TASK INPUTS:
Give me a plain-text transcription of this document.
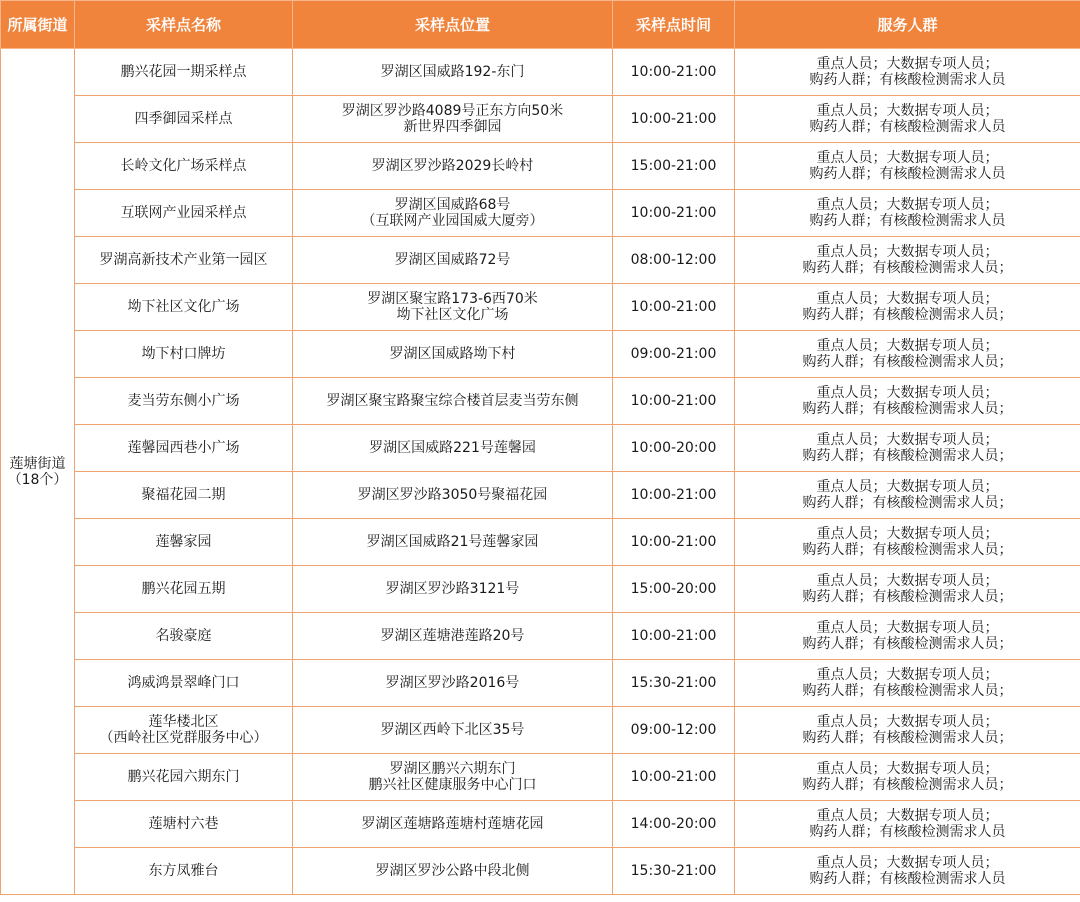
所属街道	采样点名称	采样点位置	采样点时间	服务人群

莲塘街道
（18个）	鹏兴花园一期采样点	罗湖区国威路192-东门	10:00-21:00	重点人员；大数据专项人员；
购药人群；有核酸检测需求人员

	四季御园采样点	罗湖区罗沙路4089号正东方向50米
新世界四季御园	10:00-21:00	重点人员；大数据专项人员；
购药人群；有核酸检测需求人员

	长岭文化广场采样点	罗湖区罗沙路2029长岭村	15:00-21:00	重点人员；大数据专项人员；
购药人群；有核酸检测需求人员

	互联网产业园采样点	罗湖区国威路68号
（互联网产业园国威大厦旁）	10:00-21:00	重点人员；大数据专项人员；
购药人群；有核酸检测需求人员

	罗湖高新技术产业第一园区	罗湖区国威路72号	08:00-12:00	重点人员；大数据专项人员；
购药人群；有核酸检测需求人员；

	坳下社区文化广场	罗湖区聚宝路173-6西70米
坳下社区文化广场	10:00-21:00	重点人员；大数据专项人员；
购药人群；有核酸检测需求人员；

	坳下村口牌坊	罗湖区国威路坳下村	09:00-21:00	重点人员；大数据专项人员；
购药人群；有核酸检测需求人员；

	麦当劳东侧小广场	罗湖区聚宝路聚宝综合楼首层麦当劳东侧	10:00-21:00	重点人员；大数据专项人员；
购药人群；有核酸检测需求人员；

	莲馨园西巷小广场	罗湖区国威路221号莲馨园	10:00-20:00	重点人员；大数据专项人员；
购药人群；有核酸检测需求人员；

	聚福花园二期	罗湖区罗沙路3050号聚福花园	10:00-21:00	重点人员；大数据专项人员；
购药人群；有核酸检测需求人员；

	莲馨家园	罗湖区国威路21号莲馨家园	10:00-21:00	重点人员；大数据专项人员；
购药人群；有核酸检测需求人员；

	鹏兴花园五期	罗湖区罗沙路3121号	15:00-20:00	重点人员；大数据专项人员；
购药人群；有核酸检测需求人员；

	名骏豪庭	罗湖区莲塘港莲路20号	10:00-21:00	重点人员；大数据专项人员；
购药人群；有核酸检测需求人员；

	鸿威鸿景翠峰门口	罗湖区罗沙路2016号	15:30-21:00	重点人员；大数据专项人员；
购药人群；有核酸检测需求人员；

	莲华楼北区
（西岭社区党群服务中心）	罗湖区西岭下北区35号	09:00-12:00	重点人员；大数据专项人员；
购药人群；有核酸检测需求人员；

	鹏兴花园六期东门	罗湖区鹏兴六期东门
鹏兴社区健康服务中心门口	10:00-21:00	重点人员；大数据专项人员；
购药人群；有核酸检测需求人员；

	莲塘村六巷	罗湖区莲塘路莲塘村莲塘花园	14:00-20:00	重点人员；大数据专项人员；
购药人群；有核酸检测需求人员

	东方凤雅台	罗湖区罗沙公路中段北侧	15:30-21:00	重点人员；大数据专项人员；
购药人群；有核酸检测需求人员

TASK REQUIREMENTS: Print out the lines exactly, skipping any picture.

CORRECT RESPONSE:
Give me a plain-text transcription of this document.
所属街道	采样点名称	采样点位置	采样点时间	服务人群

莲塘街道
（18个）	鹏兴花园一期采样点	罗湖区国威路192-东门	10:00-21:00	重点人员；大数据专项人员；
购药人群；有核酸检测需求人员

	四季御园采样点	罗湖区罗沙路4089号正东方向50米
新世界四季御园	10:00-21:00	重点人员；大数据专项人员；
购药人群；有核酸检测需求人员

	长岭文化广场采样点	罗湖区罗沙路2029长岭村	15:00-21:00	重点人员；大数据专项人员；
购药人群；有核酸检测需求人员

	互联网产业园采样点	罗湖区国威路68号
（互联网产业园国威大厦旁）	10:00-21:00	重点人员；大数据专项人员；
购药人群；有核酸检测需求人员

	罗湖高新技术产业第一园区	罗湖区国威路72号	08:00-12:00	重点人员；大数据专项人员；
购药人群；有核酸检测需求人员；

	坳下社区文化广场	罗湖区聚宝路173-6西70米
坳下社区文化广场	10:00-21:00	重点人员；大数据专项人员；
购药人群；有核酸检测需求人员；

	坳下村口牌坊	罗湖区国威路坳下村	09:00-21:00	重点人员；大数据专项人员；
购药人群；有核酸检测需求人员；

	麦当劳东侧小广场	罗湖区聚宝路聚宝综合楼首层麦当劳东侧	10:00-21:00	重点人员；大数据专项人员；
购药人群；有核酸检测需求人员；

	莲馨园西巷小广场	罗湖区国威路221号莲馨园	10:00-20:00	重点人员；大数据专项人员；
购药人群；有核酸检测需求人员；

	聚福花园二期	罗湖区罗沙路3050号聚福花园	10:00-21:00	重点人员；大数据专项人员；
购药人群；有核酸检测需求人员；

	莲馨家园	罗湖区国威路21号莲馨家园	10:00-21:00	重点人员；大数据专项人员；
购药人群；有核酸检测需求人员；

	鹏兴花园五期	罗湖区罗沙路3121号	15:00-20:00	重点人员；大数据专项人员；
购药人群；有核酸检测需求人员；

	名骏豪庭	罗湖区莲塘港莲路20号	10:00-21:00	重点人员；大数据专项人员；
购药人群；有核酸检测需求人员；

	鸿威鸿景翠峰门口	罗湖区罗沙路2016号	15:30-21:00	重点人员；大数据专项人员；
购药人群；有核酸检测需求人员；

	莲华楼北区
（西岭社区党群服务中心）	罗湖区西岭下北区35号	09:00-12:00	重点人员；大数据专项人员；
购药人群；有核酸检测需求人员；

	鹏兴花园六期东门	罗湖区鹏兴六期东门
鹏兴社区健康服务中心门口	10:00-21:00	重点人员；大数据专项人员；
购药人群；有核酸检测需求人员；

	莲塘村六巷	罗湖区莲塘路莲塘村莲塘花园	14:00-20:00	重点人员；大数据专项人员；
购药人群；有核酸检测需求人员

	东方凤雅台	罗湖区罗沙公路中段北侧	15:30-21:00	重点人员；大数据专项人员；
购药人群；有核酸检测需求人员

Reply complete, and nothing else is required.